- **Problem requirements**: Using the listing below, copy every line that mentions "الإسلام".

- **Task material**:
[Begin]
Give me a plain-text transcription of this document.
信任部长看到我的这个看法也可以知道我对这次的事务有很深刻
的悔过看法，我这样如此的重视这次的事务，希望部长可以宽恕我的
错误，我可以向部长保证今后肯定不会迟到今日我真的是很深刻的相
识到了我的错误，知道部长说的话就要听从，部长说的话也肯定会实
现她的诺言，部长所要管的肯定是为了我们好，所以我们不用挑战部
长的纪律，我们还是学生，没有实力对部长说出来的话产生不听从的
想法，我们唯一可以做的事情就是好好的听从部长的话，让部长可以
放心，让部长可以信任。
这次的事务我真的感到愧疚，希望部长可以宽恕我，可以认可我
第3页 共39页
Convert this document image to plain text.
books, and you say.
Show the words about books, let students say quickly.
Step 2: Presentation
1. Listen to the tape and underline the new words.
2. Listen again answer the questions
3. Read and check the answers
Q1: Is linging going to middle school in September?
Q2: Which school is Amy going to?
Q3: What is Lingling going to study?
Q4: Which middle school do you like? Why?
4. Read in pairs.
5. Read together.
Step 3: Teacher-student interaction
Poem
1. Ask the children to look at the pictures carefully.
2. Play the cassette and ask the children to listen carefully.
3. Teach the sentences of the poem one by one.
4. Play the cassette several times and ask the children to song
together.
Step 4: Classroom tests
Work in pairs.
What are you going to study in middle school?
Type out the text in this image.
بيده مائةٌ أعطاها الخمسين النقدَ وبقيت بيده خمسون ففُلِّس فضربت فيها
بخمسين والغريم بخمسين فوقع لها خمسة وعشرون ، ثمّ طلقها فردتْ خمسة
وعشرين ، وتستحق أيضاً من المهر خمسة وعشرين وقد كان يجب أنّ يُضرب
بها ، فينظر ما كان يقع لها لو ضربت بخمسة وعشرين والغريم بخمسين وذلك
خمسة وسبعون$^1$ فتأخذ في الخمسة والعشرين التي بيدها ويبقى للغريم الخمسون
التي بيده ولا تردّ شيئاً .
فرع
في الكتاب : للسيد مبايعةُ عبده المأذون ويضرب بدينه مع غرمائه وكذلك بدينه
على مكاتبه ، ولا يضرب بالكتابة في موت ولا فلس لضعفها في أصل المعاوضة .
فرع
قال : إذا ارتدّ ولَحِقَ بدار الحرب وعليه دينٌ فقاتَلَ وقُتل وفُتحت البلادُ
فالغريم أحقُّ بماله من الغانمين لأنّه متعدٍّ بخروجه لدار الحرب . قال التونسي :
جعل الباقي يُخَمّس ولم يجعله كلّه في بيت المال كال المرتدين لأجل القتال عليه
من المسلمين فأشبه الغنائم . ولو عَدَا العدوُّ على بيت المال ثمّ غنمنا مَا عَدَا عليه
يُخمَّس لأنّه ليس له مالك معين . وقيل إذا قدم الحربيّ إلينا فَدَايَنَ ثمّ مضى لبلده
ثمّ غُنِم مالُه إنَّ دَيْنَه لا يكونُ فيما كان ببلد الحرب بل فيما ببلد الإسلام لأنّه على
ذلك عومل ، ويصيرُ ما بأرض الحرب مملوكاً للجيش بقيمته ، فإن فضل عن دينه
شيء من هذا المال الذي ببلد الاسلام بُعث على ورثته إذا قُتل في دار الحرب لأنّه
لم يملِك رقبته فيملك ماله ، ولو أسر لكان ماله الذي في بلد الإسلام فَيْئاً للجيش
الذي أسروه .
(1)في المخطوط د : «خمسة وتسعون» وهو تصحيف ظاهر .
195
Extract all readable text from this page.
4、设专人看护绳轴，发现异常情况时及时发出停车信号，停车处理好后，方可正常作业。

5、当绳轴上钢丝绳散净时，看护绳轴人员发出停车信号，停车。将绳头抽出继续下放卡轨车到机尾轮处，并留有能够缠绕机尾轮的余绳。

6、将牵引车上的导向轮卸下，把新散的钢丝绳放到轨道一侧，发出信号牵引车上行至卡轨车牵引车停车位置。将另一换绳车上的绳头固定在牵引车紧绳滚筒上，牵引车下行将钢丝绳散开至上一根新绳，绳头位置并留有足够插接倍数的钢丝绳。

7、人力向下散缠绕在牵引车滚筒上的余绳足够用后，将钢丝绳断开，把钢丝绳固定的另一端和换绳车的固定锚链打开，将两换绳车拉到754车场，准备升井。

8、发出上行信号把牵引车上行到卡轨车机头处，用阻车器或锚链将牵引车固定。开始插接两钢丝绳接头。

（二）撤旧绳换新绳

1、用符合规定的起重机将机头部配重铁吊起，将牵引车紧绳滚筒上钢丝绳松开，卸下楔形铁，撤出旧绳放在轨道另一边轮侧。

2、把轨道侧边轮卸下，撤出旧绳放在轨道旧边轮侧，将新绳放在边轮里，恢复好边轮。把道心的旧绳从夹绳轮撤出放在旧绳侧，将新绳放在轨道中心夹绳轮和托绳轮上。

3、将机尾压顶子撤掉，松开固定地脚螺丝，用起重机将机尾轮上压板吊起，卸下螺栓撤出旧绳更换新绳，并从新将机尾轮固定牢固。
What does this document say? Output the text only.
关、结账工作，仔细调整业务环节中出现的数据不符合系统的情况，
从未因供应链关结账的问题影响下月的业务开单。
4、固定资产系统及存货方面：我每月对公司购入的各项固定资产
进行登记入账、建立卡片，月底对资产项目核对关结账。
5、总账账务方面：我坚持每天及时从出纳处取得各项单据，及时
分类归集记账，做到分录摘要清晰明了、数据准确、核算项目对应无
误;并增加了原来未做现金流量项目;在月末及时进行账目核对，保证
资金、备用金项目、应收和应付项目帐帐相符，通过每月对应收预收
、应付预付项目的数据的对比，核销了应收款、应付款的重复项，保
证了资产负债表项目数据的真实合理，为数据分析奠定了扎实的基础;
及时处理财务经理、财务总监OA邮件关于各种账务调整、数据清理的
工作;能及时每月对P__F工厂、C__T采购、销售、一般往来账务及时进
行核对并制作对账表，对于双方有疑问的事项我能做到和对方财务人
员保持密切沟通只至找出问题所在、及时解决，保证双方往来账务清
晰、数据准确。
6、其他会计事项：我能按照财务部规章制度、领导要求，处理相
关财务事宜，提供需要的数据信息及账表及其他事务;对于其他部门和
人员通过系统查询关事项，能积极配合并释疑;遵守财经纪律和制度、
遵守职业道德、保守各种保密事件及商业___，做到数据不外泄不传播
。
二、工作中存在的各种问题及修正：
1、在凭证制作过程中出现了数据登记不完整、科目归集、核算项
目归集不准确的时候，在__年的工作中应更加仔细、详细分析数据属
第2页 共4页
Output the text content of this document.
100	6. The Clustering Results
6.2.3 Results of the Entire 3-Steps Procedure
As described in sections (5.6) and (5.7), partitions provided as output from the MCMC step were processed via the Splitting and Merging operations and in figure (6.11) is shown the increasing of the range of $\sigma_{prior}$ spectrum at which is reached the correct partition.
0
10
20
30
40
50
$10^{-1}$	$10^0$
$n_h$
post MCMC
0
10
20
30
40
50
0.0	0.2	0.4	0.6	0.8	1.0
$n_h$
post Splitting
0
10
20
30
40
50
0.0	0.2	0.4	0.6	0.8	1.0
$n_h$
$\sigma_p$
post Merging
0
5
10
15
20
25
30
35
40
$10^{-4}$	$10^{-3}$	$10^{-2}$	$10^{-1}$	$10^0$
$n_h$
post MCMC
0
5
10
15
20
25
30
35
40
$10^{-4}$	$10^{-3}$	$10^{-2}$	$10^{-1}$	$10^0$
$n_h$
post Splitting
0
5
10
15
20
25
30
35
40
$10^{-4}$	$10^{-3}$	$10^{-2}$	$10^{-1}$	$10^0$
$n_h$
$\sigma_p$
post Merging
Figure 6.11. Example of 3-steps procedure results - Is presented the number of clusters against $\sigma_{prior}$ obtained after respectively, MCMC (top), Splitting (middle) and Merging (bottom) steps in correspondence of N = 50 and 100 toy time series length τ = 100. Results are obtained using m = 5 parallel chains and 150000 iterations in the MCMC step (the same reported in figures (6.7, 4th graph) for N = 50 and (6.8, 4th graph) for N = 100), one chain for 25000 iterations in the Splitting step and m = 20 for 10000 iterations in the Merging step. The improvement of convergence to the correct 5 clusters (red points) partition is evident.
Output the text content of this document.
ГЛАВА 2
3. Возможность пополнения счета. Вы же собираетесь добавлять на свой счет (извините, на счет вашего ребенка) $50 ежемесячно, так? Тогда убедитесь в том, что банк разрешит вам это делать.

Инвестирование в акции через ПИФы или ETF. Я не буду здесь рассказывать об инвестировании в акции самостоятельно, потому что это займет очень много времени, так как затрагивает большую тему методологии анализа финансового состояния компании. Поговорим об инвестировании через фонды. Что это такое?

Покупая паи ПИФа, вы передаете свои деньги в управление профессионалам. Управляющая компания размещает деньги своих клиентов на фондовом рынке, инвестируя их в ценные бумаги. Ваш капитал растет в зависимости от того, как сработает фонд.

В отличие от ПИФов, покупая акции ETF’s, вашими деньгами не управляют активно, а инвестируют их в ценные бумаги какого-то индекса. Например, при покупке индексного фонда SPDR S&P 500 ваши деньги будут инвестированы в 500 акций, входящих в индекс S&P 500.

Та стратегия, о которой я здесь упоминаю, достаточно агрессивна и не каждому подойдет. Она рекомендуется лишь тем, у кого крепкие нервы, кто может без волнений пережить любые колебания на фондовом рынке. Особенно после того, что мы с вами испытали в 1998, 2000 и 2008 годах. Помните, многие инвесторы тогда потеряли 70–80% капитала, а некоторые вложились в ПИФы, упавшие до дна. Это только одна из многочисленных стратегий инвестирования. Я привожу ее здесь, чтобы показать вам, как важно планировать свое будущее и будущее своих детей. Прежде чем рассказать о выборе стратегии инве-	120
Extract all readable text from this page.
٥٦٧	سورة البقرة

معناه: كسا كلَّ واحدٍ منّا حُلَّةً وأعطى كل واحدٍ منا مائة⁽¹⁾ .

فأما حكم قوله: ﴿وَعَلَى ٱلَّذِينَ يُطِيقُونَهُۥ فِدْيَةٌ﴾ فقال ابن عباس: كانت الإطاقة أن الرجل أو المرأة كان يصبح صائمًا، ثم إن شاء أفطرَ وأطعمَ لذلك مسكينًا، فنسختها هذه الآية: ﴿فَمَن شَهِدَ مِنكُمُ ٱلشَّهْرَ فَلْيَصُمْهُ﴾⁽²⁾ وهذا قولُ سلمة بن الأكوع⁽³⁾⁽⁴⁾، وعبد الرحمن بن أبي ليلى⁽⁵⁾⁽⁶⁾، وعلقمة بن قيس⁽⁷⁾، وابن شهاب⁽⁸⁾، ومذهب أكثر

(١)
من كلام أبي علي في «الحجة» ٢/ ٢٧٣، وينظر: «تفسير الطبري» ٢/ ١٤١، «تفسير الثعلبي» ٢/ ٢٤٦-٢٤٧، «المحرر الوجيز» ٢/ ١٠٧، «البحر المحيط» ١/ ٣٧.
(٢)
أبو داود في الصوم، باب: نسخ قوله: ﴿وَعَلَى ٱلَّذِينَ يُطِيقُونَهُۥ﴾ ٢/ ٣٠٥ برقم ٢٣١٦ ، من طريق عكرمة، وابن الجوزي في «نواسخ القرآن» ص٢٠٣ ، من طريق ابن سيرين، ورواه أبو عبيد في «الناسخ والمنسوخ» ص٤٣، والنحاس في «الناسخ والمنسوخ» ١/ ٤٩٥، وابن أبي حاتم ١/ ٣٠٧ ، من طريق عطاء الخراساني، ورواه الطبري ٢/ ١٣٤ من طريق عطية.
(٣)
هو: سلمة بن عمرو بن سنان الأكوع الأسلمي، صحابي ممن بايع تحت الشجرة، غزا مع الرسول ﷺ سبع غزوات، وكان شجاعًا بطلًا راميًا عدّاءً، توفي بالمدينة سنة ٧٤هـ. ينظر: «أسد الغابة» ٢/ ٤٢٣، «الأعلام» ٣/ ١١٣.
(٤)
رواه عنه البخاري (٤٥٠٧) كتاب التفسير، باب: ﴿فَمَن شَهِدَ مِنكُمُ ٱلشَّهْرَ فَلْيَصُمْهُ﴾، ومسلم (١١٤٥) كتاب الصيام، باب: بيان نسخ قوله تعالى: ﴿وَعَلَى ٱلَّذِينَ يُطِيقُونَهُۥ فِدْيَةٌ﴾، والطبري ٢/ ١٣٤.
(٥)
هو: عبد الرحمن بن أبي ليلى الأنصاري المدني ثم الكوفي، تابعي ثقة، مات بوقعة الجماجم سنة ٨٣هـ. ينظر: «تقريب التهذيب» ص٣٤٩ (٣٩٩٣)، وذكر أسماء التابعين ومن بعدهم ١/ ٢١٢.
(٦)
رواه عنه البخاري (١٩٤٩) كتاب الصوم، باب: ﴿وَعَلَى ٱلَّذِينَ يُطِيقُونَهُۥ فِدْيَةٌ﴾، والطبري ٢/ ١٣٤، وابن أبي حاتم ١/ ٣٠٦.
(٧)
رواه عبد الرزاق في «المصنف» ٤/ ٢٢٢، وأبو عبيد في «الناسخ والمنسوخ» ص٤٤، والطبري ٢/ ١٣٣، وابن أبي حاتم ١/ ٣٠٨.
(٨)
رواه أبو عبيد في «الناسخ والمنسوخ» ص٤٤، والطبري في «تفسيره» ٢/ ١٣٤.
[End]
- **Finished task**:
ثمّ غُنِم مالُه إنَّ دَيْنَه لا يكونُ فيما كان ببلد الحرب بل فيما ببلد الإسلام لأنّه على
لم يملِك رقبته فيملك ماله ، ولو أسر لكان ماله الذي في بلد الإسلام فَيْئاً للجيش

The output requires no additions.